*WHAT IS ASKED*
Collect every line in the items below that contains the string "signal", and copy each one in full. Matching is case-sensitive.

###

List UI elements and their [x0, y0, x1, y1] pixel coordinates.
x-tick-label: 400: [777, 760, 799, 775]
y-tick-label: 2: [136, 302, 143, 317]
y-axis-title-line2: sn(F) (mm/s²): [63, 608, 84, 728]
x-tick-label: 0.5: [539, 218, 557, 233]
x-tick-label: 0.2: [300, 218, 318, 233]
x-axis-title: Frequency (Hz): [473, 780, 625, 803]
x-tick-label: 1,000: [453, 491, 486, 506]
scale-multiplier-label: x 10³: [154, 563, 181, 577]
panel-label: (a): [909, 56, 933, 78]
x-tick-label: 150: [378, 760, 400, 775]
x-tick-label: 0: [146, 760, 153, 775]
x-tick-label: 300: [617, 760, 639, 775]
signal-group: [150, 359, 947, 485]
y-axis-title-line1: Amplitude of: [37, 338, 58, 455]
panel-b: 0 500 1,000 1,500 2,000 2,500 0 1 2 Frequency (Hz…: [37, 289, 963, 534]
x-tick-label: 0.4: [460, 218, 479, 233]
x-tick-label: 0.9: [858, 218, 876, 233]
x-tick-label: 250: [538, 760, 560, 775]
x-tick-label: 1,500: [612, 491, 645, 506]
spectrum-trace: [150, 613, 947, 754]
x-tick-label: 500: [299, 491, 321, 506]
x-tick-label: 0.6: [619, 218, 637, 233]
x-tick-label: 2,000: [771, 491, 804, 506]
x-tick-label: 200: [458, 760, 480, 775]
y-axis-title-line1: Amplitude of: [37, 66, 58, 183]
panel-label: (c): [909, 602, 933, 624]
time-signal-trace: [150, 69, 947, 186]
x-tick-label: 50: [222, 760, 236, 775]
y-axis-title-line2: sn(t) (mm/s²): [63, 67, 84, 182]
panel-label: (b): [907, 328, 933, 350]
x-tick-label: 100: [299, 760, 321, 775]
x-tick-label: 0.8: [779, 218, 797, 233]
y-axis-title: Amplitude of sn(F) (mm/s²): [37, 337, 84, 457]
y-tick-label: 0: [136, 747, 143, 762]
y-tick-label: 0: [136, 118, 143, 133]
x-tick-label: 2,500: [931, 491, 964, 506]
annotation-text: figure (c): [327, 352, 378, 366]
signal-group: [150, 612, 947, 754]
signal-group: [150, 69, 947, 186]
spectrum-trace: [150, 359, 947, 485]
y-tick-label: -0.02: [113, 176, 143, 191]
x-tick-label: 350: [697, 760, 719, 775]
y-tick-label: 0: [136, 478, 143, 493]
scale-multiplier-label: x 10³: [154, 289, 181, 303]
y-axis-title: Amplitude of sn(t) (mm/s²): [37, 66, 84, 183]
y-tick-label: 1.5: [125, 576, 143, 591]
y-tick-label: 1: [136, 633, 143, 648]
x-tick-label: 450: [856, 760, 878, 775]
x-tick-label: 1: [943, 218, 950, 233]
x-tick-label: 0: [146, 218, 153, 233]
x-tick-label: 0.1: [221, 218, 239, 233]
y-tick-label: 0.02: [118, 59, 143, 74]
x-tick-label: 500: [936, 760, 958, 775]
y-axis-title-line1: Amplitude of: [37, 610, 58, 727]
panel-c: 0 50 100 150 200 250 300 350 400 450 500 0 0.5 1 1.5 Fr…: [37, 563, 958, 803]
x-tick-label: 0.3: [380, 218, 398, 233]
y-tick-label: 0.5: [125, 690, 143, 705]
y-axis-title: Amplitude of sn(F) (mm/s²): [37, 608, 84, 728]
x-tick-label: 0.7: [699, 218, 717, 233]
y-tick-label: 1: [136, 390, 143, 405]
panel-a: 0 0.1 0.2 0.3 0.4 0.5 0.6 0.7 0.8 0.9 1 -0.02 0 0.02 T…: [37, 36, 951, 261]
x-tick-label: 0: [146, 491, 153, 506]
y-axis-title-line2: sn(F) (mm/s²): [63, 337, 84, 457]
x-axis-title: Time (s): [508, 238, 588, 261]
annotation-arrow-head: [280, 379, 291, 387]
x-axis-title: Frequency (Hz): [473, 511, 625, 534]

###

*EXPECTED ANSWER*
signal-group: [150, 359, 947, 485]
time-signal-trace: [150, 69, 947, 186]
signal-group: [150, 612, 947, 754]
signal-group: [150, 69, 947, 186]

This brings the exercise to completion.